Extracts from a graphics dataset:
* Begin *

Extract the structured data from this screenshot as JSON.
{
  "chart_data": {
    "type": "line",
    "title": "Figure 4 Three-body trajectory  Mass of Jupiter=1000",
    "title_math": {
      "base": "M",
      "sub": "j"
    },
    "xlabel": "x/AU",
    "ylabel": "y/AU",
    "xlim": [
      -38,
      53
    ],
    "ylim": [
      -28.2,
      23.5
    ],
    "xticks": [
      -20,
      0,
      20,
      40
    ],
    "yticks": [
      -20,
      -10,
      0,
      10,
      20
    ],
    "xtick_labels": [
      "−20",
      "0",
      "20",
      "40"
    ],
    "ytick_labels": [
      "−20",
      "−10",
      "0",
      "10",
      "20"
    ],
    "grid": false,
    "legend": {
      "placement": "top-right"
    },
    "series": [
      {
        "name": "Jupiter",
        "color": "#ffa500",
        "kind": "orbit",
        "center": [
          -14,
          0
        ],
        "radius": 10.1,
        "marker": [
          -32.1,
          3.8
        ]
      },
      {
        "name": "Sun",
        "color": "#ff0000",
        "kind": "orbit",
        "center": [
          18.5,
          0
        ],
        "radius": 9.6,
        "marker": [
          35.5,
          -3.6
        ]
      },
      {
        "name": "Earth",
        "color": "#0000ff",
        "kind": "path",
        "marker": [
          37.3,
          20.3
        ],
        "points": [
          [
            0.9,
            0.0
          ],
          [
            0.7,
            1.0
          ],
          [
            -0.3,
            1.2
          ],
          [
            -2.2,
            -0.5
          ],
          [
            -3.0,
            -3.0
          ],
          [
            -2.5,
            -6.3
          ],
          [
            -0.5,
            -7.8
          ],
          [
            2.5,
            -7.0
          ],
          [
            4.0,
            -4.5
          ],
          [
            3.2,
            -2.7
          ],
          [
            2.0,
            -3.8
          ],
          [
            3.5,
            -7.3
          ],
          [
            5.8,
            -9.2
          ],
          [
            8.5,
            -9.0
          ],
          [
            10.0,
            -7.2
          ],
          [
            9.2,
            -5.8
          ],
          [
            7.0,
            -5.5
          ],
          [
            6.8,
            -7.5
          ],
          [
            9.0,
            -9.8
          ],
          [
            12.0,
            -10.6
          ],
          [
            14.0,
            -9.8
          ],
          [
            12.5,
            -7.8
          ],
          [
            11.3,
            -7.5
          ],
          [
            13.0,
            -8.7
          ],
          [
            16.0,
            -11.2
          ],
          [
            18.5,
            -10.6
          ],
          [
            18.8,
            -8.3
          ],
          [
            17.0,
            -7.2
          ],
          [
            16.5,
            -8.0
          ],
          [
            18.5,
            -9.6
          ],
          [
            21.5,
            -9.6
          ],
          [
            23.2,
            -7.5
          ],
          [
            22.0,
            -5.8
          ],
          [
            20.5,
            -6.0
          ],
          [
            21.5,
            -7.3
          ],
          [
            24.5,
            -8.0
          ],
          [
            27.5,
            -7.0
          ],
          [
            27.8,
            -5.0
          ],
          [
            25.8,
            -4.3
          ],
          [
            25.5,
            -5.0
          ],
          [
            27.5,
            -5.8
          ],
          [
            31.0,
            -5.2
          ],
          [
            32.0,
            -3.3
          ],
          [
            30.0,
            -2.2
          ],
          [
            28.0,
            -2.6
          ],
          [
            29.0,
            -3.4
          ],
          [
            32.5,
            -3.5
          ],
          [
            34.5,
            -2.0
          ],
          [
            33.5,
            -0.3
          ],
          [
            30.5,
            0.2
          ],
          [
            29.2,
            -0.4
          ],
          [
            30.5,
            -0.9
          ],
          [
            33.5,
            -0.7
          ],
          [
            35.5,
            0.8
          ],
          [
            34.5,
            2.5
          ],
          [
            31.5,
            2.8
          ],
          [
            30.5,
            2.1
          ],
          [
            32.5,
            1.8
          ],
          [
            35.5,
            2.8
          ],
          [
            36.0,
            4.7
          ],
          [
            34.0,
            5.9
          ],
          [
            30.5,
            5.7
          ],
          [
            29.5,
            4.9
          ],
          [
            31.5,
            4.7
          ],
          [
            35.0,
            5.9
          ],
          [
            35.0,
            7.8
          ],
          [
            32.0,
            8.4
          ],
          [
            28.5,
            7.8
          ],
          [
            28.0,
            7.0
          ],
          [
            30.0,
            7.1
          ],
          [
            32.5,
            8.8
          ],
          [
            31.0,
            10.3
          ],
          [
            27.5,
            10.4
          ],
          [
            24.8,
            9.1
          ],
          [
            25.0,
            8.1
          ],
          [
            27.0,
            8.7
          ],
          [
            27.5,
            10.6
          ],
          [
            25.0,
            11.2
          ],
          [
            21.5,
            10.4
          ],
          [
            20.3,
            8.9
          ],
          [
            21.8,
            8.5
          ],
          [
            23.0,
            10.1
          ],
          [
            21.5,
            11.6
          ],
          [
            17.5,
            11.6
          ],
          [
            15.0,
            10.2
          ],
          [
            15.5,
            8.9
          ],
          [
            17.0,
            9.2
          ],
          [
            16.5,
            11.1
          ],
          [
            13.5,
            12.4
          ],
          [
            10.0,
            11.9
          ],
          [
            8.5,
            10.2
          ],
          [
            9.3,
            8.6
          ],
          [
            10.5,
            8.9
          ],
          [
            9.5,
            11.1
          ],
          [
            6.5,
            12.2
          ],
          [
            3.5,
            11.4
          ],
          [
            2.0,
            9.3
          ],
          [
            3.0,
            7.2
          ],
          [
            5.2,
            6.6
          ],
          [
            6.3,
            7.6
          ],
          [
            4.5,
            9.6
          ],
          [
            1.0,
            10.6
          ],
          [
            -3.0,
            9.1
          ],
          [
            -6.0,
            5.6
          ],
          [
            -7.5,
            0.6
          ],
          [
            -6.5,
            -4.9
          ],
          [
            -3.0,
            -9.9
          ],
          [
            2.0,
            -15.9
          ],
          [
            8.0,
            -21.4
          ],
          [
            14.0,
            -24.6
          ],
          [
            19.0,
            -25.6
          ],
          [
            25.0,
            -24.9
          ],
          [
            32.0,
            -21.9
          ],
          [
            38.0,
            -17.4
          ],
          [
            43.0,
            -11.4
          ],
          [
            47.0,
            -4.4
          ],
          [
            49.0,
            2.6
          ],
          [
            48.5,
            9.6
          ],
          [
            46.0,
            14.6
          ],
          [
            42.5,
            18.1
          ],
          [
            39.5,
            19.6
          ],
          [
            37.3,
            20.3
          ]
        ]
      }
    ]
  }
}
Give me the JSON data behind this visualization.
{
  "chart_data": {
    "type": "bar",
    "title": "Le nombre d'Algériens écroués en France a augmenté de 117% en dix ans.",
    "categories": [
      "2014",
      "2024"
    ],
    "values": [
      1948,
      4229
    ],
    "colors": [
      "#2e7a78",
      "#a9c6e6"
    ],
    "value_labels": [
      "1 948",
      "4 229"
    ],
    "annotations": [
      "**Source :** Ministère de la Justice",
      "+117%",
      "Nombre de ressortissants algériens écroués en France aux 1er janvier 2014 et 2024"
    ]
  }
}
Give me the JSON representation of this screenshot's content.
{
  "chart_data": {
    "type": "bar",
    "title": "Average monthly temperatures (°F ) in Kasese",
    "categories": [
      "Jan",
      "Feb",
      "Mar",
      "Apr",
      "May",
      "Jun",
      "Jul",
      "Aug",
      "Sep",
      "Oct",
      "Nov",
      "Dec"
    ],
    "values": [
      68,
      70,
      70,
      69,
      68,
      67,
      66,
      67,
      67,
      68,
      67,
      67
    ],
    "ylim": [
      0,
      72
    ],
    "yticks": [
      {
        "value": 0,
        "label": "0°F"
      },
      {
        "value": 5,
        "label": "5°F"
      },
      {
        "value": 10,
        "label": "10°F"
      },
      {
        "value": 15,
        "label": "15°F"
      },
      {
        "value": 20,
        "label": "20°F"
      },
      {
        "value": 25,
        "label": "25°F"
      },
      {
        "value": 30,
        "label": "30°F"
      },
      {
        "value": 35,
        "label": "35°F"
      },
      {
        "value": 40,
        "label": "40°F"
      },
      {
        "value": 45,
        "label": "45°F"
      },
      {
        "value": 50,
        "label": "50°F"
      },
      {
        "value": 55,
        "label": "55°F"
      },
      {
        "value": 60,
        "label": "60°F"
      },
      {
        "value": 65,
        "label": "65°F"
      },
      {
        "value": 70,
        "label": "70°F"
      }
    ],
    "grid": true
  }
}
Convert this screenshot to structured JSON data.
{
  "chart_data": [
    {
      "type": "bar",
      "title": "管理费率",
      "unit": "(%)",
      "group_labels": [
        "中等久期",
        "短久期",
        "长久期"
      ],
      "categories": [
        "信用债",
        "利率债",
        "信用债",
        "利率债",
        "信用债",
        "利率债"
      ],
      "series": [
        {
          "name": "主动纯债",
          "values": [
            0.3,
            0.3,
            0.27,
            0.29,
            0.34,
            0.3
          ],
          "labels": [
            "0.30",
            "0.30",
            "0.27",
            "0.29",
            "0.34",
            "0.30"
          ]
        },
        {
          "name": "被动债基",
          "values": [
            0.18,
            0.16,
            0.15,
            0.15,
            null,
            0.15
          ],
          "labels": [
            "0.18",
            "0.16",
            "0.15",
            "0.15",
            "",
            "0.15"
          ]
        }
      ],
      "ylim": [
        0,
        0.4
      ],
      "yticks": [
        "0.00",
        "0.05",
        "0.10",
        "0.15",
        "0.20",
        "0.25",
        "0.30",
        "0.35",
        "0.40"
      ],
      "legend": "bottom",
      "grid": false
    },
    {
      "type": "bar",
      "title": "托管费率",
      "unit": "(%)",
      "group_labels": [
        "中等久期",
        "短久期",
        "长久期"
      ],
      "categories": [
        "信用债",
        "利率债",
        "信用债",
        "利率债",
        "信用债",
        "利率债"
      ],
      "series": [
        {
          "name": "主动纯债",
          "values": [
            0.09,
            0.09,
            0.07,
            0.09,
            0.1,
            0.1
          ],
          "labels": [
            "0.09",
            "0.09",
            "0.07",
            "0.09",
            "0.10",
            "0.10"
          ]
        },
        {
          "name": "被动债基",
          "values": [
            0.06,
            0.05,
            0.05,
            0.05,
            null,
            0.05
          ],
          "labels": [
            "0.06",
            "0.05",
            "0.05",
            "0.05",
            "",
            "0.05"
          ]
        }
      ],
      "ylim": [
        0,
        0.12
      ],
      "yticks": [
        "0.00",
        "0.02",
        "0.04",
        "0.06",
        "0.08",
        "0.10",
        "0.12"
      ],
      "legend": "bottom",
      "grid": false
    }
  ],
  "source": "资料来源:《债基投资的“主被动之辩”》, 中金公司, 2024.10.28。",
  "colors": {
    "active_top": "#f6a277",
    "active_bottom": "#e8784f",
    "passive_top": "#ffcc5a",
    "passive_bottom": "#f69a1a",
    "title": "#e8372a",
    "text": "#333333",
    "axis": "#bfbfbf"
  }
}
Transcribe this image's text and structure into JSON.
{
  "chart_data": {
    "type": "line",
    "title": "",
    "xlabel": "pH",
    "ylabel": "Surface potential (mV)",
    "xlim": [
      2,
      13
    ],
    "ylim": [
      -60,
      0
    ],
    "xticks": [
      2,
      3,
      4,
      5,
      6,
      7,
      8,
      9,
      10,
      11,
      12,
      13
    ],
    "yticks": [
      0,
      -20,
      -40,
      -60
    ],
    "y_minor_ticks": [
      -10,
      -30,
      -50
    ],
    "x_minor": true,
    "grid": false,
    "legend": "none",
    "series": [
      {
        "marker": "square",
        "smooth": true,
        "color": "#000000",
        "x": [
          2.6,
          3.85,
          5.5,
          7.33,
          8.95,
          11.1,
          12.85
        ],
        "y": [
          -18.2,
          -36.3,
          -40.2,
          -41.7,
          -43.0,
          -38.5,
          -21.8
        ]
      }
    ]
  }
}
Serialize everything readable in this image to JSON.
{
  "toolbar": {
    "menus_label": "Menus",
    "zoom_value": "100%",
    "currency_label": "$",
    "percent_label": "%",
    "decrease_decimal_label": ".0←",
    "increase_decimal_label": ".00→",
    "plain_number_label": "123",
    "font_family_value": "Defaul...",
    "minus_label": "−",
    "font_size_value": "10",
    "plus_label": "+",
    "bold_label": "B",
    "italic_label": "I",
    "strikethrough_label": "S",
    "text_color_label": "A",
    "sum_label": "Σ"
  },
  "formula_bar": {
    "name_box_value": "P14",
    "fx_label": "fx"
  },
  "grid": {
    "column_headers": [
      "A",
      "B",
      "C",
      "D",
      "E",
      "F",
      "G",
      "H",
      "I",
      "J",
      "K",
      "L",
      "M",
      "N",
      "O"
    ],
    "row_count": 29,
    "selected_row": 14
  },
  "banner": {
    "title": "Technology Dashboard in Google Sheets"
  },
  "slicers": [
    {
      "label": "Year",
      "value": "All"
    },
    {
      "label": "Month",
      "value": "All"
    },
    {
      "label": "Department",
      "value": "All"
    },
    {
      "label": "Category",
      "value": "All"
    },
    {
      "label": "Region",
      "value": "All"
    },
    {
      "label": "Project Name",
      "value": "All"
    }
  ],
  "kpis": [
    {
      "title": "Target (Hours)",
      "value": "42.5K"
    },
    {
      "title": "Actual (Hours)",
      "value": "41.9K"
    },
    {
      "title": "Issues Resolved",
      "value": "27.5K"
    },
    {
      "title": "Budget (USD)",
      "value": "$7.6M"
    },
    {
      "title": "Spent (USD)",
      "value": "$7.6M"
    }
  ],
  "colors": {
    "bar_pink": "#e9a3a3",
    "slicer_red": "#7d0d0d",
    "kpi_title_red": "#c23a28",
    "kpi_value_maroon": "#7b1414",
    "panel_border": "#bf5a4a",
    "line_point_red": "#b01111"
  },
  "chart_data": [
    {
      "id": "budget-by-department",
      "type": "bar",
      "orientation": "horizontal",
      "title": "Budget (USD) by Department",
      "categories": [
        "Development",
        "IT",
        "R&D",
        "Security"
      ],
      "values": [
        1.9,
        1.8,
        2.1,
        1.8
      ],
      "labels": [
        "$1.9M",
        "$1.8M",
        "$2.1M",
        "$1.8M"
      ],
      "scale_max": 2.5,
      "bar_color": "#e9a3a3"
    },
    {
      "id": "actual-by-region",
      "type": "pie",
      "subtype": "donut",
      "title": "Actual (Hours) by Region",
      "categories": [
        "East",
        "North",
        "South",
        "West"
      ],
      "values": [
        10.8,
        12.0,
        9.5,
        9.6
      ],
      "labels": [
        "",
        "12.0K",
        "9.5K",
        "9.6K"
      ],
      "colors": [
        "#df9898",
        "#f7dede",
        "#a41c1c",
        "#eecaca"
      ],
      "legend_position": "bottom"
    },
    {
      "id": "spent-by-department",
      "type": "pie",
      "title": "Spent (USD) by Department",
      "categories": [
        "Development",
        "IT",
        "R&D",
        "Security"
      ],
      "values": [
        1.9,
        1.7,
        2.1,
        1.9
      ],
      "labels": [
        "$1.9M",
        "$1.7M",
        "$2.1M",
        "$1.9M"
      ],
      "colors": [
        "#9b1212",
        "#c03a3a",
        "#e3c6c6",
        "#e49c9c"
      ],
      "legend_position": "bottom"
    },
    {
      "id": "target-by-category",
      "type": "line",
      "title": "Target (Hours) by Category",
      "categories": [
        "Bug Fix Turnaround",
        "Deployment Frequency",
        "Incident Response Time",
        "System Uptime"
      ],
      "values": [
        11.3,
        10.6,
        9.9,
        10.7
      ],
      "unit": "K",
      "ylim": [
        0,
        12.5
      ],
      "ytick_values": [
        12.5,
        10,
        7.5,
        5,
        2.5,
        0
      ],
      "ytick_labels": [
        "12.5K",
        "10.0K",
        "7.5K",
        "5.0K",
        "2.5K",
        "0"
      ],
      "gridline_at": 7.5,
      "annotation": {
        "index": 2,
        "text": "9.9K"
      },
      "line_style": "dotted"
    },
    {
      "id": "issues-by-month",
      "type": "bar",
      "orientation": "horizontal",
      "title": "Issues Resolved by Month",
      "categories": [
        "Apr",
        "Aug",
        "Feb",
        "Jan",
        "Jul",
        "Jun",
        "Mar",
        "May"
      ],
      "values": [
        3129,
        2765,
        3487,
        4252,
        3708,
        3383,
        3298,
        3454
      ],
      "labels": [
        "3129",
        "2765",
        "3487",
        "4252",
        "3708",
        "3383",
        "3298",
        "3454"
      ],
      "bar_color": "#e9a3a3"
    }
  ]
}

* End *

◆ **Task**
Go through the records and copy each line with "Hours" in it.

◆ **Result of the exercise**
      "title": "Target (Hours)",
      "title": "Actual (Hours)",
      "title": "Actual (Hours) by Region",
      "title": "Target (Hours) by Category",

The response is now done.